• Required work
Pull every line containing "this" from the entries.

• Dataset excerpts
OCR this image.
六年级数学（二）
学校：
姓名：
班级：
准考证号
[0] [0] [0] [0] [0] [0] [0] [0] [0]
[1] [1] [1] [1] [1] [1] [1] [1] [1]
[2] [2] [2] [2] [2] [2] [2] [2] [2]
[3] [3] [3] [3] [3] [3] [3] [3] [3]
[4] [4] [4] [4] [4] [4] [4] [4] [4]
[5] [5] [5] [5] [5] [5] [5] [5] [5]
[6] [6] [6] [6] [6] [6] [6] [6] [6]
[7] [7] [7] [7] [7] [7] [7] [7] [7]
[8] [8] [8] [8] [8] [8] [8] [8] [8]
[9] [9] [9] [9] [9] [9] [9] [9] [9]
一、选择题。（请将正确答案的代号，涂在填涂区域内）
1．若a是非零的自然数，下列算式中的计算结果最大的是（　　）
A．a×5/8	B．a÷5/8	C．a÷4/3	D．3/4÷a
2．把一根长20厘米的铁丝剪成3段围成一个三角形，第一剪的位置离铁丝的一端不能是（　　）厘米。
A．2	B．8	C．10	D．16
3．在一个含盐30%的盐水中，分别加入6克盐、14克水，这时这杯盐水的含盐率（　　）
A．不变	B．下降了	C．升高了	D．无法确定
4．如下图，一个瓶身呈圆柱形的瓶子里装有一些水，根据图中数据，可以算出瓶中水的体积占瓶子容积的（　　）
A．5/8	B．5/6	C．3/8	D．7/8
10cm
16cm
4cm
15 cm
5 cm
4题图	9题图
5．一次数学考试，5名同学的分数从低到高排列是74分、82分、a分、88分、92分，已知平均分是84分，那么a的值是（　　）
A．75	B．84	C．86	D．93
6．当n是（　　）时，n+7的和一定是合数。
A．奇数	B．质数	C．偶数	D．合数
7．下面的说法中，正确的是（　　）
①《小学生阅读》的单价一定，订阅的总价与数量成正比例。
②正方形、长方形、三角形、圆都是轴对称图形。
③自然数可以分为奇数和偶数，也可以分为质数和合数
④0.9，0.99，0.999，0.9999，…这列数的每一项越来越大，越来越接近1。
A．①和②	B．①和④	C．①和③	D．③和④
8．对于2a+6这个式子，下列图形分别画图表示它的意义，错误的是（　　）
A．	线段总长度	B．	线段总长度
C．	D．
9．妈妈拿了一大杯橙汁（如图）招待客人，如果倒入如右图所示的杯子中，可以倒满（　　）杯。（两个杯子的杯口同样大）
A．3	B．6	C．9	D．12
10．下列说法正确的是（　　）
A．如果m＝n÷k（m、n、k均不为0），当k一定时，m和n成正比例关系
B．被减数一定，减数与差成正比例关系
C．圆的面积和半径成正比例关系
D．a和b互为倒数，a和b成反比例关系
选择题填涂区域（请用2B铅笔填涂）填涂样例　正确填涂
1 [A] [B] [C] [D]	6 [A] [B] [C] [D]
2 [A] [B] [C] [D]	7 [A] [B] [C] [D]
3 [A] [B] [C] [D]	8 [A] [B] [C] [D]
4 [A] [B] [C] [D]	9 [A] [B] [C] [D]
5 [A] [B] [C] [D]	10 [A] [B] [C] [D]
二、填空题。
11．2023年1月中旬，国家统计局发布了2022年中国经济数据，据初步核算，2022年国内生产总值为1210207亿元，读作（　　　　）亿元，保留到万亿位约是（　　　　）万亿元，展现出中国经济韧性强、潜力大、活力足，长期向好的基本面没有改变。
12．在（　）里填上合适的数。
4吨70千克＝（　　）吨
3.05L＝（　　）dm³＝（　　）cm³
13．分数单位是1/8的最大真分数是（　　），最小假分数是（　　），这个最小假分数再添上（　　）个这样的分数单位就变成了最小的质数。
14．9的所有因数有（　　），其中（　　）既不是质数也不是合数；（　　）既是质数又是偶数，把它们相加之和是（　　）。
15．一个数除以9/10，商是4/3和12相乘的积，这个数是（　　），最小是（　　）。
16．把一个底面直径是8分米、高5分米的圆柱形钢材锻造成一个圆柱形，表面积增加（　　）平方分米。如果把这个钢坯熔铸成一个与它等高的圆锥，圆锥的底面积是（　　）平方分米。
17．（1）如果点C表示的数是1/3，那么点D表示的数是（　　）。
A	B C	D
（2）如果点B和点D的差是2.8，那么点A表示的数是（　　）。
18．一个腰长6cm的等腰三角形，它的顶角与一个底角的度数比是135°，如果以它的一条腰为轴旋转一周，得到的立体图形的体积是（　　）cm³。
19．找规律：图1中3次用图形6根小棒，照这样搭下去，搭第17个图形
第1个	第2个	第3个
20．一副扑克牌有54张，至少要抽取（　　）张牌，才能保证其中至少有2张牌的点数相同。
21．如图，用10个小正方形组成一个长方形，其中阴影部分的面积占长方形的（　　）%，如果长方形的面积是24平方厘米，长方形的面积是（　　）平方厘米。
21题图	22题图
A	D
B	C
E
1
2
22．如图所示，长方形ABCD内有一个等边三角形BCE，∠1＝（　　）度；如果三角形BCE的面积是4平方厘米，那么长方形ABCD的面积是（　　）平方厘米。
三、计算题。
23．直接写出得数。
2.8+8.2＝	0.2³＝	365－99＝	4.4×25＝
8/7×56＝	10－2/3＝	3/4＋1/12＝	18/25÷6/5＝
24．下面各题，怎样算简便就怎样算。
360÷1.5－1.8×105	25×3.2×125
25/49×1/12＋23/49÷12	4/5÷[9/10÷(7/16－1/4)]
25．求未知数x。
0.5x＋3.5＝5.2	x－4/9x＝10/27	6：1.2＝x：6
...
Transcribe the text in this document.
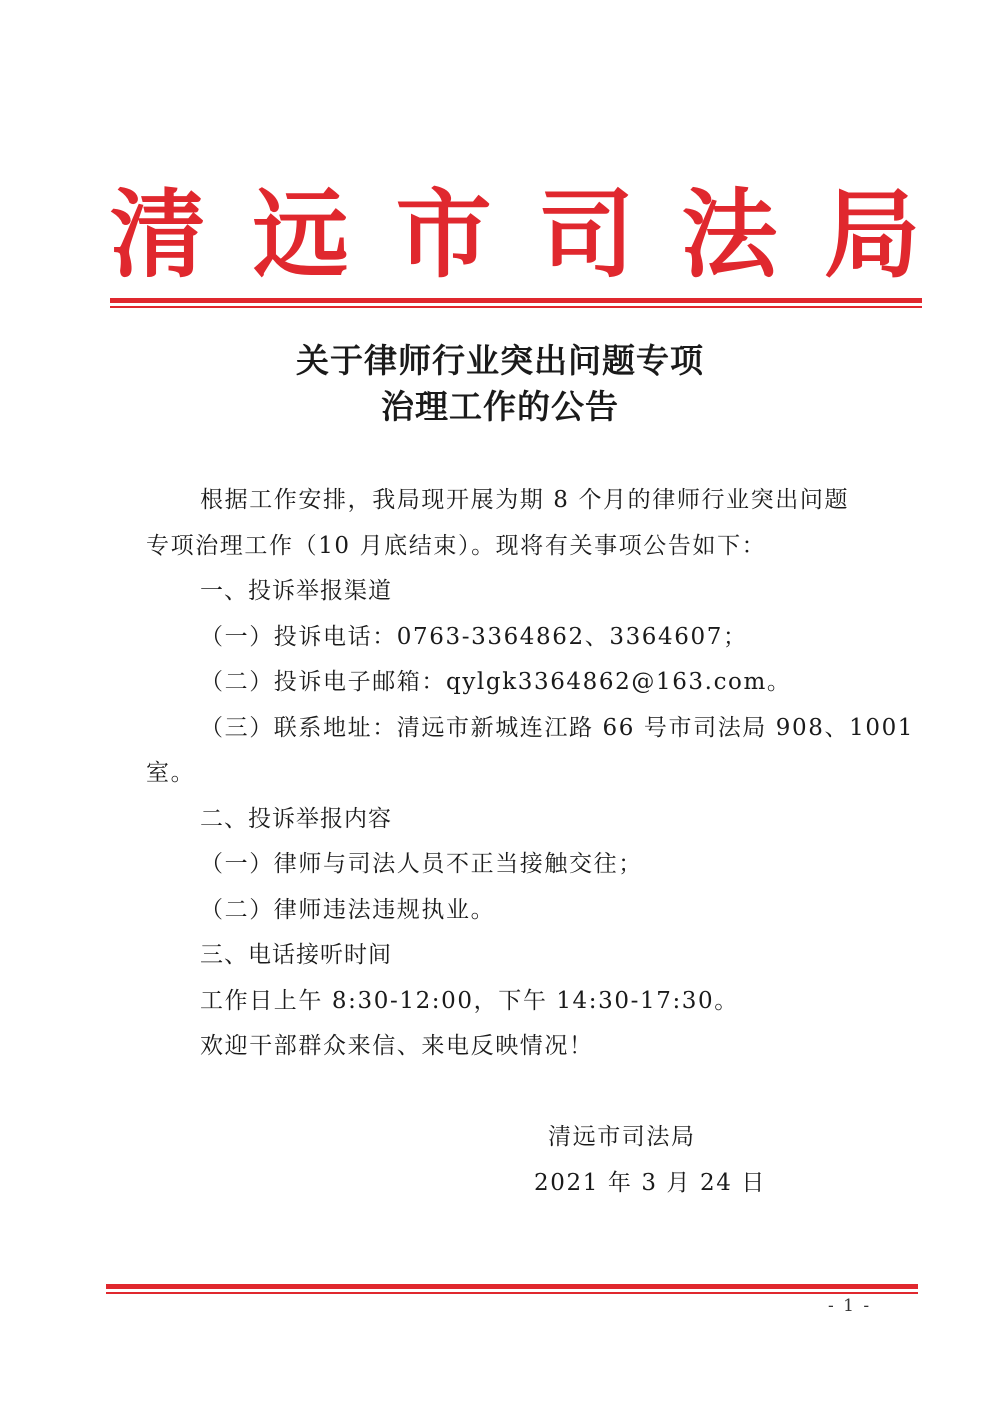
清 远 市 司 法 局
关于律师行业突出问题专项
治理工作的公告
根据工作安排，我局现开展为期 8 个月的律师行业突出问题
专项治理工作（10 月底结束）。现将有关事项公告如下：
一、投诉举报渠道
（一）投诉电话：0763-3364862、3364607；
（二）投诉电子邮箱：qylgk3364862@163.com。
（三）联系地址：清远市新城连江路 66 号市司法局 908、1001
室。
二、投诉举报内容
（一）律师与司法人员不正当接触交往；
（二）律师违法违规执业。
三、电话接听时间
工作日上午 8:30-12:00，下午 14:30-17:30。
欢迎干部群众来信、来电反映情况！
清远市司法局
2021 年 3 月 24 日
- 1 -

• Exercise result
OCR this image.
Transcribe the text in this document.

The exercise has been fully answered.